Provided text:
Tuesday, April 29, 2014
Dog Days of April
This may look like a bowl of dog food.
But to me, it's more.
The fact that it has been sitting in the bowl, untouched for more than 30 minutes, means my Nellie isn't feeling well. And hasn't for a while now.
Two weeks ago, she started vomiting (my second post about hurling in a week). Her temperature had spiked -- I know this because, despite living in a house with three women and their alleged maternal instincts, I had to stick the digital thermometer in her butt.
She also stopped eating.
A fortnight has passed and now Nellie is shy one gall bladder. And I'm shy a few thousand dollars.
She's home now, resting in her own bed. And for the past 5 days, I've been jamming pills down her throat and administering injections and subcutaneous IV fluids. For someone who is incredibly squeamish and can't sit through a Quinton Tarantino movie with both eyes open, this is a remarkable achievement.
But for all my Herculean/Nightinggale type efforts, she is still not feeling well.
I know this from all the non-verbal communication.
From how she looks at me, with brown eyes that were once clear, but are now cloudy and blue.
From the way she strains to get out of bed and rest her head on my lap. Leaning into me for comfort in a way my daughters no longer do.
From the way she latches on to my wrist and won't let me pull away after petting her.
The nails dig into my forearm but I don't budge an inch.
I know all this from the two spoonfuls of high-protein, low-fat gastrointestinal food that still sits in her bowl.
And taunts me. Making her pain, my pain.
If I thought it would make her feel better, I'd bend down on all fours and eat that brown gelatinous slop.

Exercise goal:
Answer from the text about Nellie:
(a) How long has the food been sitting untouched in the bowl?
(b) What organ is Nellie now without?
(c) For how many days has the writer been giving her pills, injections and fluids?

The data:
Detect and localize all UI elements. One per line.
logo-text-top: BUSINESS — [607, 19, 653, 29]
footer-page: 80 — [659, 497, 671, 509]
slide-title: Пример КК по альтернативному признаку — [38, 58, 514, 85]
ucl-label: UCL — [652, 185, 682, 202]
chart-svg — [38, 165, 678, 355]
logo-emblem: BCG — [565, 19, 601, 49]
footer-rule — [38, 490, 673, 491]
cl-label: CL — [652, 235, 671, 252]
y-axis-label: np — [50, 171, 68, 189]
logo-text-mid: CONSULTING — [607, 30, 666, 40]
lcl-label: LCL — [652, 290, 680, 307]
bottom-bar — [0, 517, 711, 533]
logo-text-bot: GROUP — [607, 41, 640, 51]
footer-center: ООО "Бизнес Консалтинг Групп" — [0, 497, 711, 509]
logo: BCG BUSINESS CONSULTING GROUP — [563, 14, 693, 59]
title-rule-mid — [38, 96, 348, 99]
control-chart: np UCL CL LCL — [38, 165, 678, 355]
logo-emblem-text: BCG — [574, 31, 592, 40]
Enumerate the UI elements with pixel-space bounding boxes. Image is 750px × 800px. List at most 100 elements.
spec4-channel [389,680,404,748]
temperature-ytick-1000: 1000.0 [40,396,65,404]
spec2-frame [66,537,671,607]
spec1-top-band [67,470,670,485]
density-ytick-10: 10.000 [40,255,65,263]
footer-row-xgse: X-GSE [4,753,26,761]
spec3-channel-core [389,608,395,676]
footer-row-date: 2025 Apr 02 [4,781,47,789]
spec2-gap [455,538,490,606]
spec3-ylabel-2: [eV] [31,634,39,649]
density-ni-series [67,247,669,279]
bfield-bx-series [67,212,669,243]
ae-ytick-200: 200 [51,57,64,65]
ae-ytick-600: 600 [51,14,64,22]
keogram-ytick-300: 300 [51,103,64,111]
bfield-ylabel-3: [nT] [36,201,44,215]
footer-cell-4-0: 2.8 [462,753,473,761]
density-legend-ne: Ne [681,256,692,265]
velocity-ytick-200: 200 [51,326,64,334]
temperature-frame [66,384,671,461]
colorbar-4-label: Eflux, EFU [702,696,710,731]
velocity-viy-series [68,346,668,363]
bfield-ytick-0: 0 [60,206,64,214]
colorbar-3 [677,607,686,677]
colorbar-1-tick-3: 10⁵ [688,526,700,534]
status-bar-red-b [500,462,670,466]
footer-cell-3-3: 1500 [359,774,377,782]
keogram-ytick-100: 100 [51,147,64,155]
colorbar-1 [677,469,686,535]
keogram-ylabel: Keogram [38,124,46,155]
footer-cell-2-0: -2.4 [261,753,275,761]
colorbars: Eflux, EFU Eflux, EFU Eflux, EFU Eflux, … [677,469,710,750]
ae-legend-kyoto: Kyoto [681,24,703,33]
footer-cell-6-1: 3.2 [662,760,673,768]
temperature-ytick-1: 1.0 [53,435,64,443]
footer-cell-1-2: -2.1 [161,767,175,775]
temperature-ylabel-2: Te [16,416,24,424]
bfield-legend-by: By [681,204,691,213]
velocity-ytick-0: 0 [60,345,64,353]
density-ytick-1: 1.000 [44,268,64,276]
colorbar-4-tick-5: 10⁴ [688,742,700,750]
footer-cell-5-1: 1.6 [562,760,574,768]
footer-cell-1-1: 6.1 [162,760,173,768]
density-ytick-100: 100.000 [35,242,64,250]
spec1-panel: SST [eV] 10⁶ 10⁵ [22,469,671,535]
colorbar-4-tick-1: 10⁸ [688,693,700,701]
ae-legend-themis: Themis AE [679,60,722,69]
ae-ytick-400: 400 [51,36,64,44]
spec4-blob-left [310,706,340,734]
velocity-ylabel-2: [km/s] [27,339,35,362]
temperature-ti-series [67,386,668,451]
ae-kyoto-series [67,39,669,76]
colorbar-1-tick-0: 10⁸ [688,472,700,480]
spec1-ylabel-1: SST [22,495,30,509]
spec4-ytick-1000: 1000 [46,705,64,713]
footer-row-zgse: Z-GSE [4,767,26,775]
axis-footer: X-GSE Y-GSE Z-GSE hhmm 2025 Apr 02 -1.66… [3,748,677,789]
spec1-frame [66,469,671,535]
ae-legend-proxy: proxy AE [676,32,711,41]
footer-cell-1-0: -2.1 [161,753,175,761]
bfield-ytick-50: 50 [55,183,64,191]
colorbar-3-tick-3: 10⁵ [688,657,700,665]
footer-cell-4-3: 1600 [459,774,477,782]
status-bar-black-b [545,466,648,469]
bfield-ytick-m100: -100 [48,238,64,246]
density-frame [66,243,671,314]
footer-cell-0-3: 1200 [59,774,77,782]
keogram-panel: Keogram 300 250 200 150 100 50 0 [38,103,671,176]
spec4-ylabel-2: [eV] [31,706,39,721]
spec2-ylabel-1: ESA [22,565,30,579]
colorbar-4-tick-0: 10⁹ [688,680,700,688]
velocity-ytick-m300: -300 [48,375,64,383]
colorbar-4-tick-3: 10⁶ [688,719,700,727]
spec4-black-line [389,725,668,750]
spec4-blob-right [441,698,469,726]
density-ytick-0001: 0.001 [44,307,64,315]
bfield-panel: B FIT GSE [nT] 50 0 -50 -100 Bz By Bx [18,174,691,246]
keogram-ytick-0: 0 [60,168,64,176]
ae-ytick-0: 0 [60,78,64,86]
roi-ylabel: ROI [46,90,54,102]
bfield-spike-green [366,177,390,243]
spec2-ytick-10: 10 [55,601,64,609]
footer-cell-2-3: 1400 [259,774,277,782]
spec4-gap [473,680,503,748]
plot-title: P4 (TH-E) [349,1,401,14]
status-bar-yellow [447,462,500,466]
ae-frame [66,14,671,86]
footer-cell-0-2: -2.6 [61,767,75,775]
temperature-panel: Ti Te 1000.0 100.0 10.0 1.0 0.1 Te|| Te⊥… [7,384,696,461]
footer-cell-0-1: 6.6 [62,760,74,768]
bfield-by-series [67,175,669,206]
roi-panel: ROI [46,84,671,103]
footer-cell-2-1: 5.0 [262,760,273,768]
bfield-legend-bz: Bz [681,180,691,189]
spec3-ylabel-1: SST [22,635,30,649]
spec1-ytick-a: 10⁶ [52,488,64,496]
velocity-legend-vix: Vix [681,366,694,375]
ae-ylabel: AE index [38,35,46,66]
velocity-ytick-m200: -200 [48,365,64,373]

Result of this exercise:
(a) More than 30 minutes.
(b) Her gall bladder.
(c) Five days.